[Dataset items]
● ● ● ● ●
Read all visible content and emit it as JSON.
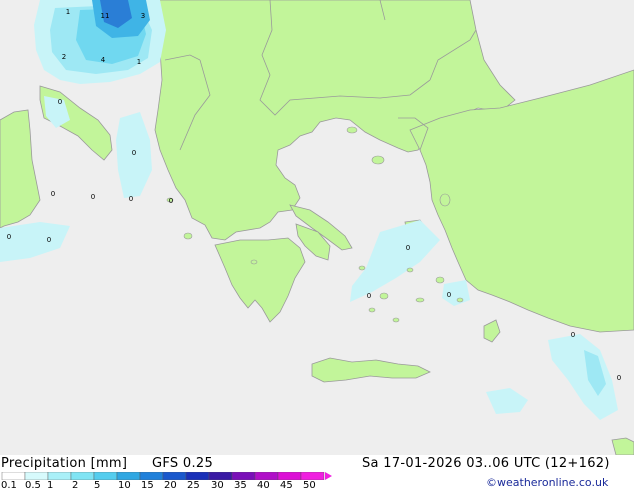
{
  "map": {
    "region": "Greece / Aegean Sea",
    "colors": {
      "sea": "#eeeeee",
      "land": "#c2f59a",
      "border": "#9a9a9a",
      "coast": "#9a9a9a"
    },
    "value_labels": [
      "11",
      "3",
      "1",
      "2",
      "4",
      "1",
      "0",
      "0",
      "0",
      "0",
      "0",
      "0",
      "0",
      "0",
      "0",
      "0",
      "0",
      "0",
      "0",
      "1",
      "0"
    ]
  },
  "footer": {
    "title": "Precipitation [mm]",
    "model": "GFS 0.25",
    "datetime": "Sa 17-01-2026 03..06 UTC (12+162)",
    "credit": "©weatheronline.co.uk",
    "scale_ticks": [
      "0.1",
      "0.5",
      "1",
      "2",
      "5",
      "10",
      "15",
      "20",
      "25",
      "30",
      "35",
      "40",
      "45",
      "50"
    ],
    "scale_colors": [
      "#ffffff",
      "#d7fafc",
      "#aaf0f8",
      "#80e4f4",
      "#55cdee",
      "#30a7e2",
      "#2080da",
      "#1a58cc",
      "#1a30b8",
      "#3a1aa4",
      "#7a10b8",
      "#b010c8",
      "#dc10d6",
      "#f020e0"
    ]
  }
}
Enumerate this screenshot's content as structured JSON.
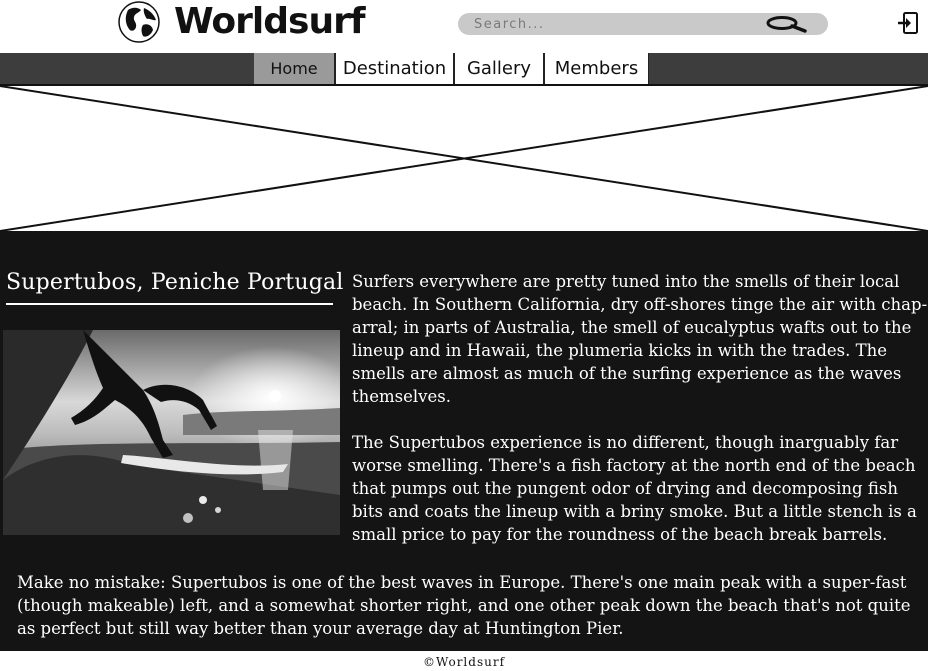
{
  "header": {
    "logo_text": "Worldsurf",
    "search_placeholder": "Search...",
    "icons": [
      "globe-icon",
      "search-icon",
      "login-icon"
    ]
  },
  "nav": {
    "tabs": [
      {
        "label": "Home",
        "active": true
      },
      {
        "label": "Destination",
        "active": false
      },
      {
        "label": "Gallery",
        "active": false
      },
      {
        "label": "Members",
        "active": false
      }
    ]
  },
  "article": {
    "title": "Supertubos, Peniche Portugal",
    "paragraphs": [
      "Surfers everywhere are pretty tuned into the smells of their local beach. In Southern California, dry off-shores tinge the air with chap-arral; in parts of Australia, the smell of eucalyptus wafts out to the lineup and in Hawaii, the plumeria kicks in with the trades. The smells are almost as much of the surfing experience as the waves themselves.",
      "The Supertubos experience is no different, though inarguably far worse smelling. There's a fish factory at the north end of the beach that pumps out the pungent odor of drying and decomposing fish bits and coats the lineup with a briny smoke. But a little stench is a small price to pay for the roundness of the beach break barrels.",
      "Make no mistake: Supertubos is one of the best waves in Europe. There's one main peak with a super-fast (though makeable) left, and a somewhat shorter right, and one other peak down the beach that's not quite as perfect but still way better than your average day at Huntington Pier."
    ]
  },
  "footer": {
    "copyright": "©Worldsurf"
  },
  "colors": {
    "content_bg": "#141414",
    "nav_bg": "#3d3d3d",
    "active_tab": "#9a9a9a",
    "search_bg": "#c9c9c9"
  }
}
● ● ● ● ●
Show all lines in the entries above where the string "There" appears.

• Result for this exercise
      "The Supertubos experience is no different, though inarguably far worse smelling. There's a fish factory at the north end of the beach that pumps out the pungent odor of drying and decomposing fish bits and coats the lineup with a briny smoke. But a little stench is a small price to pay for the roundness of the beach break barrels.",
      "Make no mistake: Supertubos is one of the best waves in Europe. There's one main peak with a super-fast (though makeable) left, and a somewhat shorter right, and one other peak down the beach that's not quite as perfect but still way better than your average day at Huntington Pier."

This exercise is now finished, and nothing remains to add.